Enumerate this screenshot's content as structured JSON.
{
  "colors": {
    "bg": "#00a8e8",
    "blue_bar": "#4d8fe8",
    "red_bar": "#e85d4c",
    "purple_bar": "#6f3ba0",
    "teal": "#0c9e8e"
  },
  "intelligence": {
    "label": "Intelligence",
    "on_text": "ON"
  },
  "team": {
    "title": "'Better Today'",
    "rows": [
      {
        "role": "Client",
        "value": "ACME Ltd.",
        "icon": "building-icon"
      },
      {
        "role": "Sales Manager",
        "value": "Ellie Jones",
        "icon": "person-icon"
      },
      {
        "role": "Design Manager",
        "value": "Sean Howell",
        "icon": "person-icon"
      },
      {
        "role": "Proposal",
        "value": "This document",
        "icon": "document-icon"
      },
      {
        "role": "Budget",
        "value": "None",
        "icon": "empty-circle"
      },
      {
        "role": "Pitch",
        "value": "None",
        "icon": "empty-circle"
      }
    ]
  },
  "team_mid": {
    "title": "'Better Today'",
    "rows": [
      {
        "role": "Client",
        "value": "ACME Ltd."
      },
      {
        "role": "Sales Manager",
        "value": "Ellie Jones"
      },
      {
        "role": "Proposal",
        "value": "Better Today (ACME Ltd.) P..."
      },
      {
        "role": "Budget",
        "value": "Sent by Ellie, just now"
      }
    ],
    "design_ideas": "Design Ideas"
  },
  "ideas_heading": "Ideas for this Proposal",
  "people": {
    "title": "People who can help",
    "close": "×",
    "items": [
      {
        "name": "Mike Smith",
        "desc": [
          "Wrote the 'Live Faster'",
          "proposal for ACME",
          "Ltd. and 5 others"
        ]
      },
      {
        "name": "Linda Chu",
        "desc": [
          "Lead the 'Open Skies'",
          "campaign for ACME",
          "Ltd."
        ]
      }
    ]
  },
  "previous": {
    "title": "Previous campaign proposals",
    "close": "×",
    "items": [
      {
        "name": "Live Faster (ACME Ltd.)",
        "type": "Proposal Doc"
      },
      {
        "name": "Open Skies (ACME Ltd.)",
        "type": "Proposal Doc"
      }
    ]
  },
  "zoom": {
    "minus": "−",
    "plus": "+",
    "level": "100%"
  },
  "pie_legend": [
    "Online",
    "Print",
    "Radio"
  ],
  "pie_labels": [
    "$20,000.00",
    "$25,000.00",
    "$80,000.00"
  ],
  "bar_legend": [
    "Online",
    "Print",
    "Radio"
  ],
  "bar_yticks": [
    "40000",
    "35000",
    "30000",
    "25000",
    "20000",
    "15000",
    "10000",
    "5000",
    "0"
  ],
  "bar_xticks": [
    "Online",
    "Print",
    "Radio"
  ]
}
^^^^
Challenge :: Output the whole listing above again, word for word.

Reply ::
Enumerate this screenshot's content as structured JSON.
{
  "colors": {
    "bg": "#00a8e8",
    "blue_bar": "#4d8fe8",
    "red_bar": "#e85d4c",
    "purple_bar": "#6f3ba0",
    "teal": "#0c9e8e"
  },
  "intelligence": {
    "label": "Intelligence",
    "on_text": "ON"
  },
  "team": {
    "title": "'Better Today'",
    "rows": [
      {
        "role": "Client",
        "value": "ACME Ltd.",
        "icon": "building-icon"
      },
      {
        "role": "Sales Manager",
        "value": "Ellie Jones",
        "icon": "person-icon"
      },
      {
        "role": "Design Manager",
        "value": "Sean Howell",
        "icon": "person-icon"
      },
      {
        "role": "Proposal",
        "value": "This document",
        "icon": "document-icon"
      },
      {
        "role": "Budget",
        "value": "None",
        "icon": "empty-circle"
      },
      {
        "role": "Pitch",
        "value": "None",
        "icon": "empty-circle"
      }
    ]
  },
  "team_mid": {
    "title": "'Better Today'",
    "rows": [
      {
        "role": "Client",
        "value": "ACME Ltd."
      },
      {
        "role": "Sales Manager",
        "value": "Ellie Jones"
      },
      {
        "role": "Proposal",
        "value": "Better Today (ACME Ltd.) P..."
      },
      {
        "role": "Budget",
        "value": "Sent by Ellie, just now"
      }
    ],
    "design_ideas": "Design Ideas"
  },
  "ideas_heading": "Ideas for this Proposal",
  "people": {
    "title": "People who can help",
    "close": "×",
    "items": [
      {
        "name": "Mike Smith",
        "desc": [
          "Wrote the 'Live Faster'",
          "proposal for ACME",
          "Ltd. and 5 others"
        ]
      },
      {
        "name": "Linda Chu",
        "desc": [
          "Lead the 'Open Skies'",
          "campaign for ACME",
          "Ltd."
        ]
      }
    ]
  },
  "previous": {
    "title": "Previous campaign proposals",
    "close": "×",
    "items": [
      {
        "name": "Live Faster (ACME Ltd.)",
        "type": "Proposal Doc"
      },
      {
        "name": "Open Skies (ACME Ltd.)",
        "type": "Proposal Doc"
      }
    ]
  },
  "zoom": {
    "minus": "−",
    "plus": "+",
    "level": "100%"
  },
  "pie_legend": [
    "Online",
    "Print",
    "Radio"
  ],
  "pie_labels": [
    "$20,000.00",
    "$25,000.00",
    "$80,000.00"
  ],
  "bar_legend": [
    "Online",
    "Print",
    "Radio"
  ],
  "bar_yticks": [
    "40000",
    "35000",
    "30000",
    "25000",
    "20000",
    "15000",
    "10000",
    "5000",
    "0"
  ],
  "bar_xticks": [
    "Online",
    "Print",
    "Radio"
  ]
}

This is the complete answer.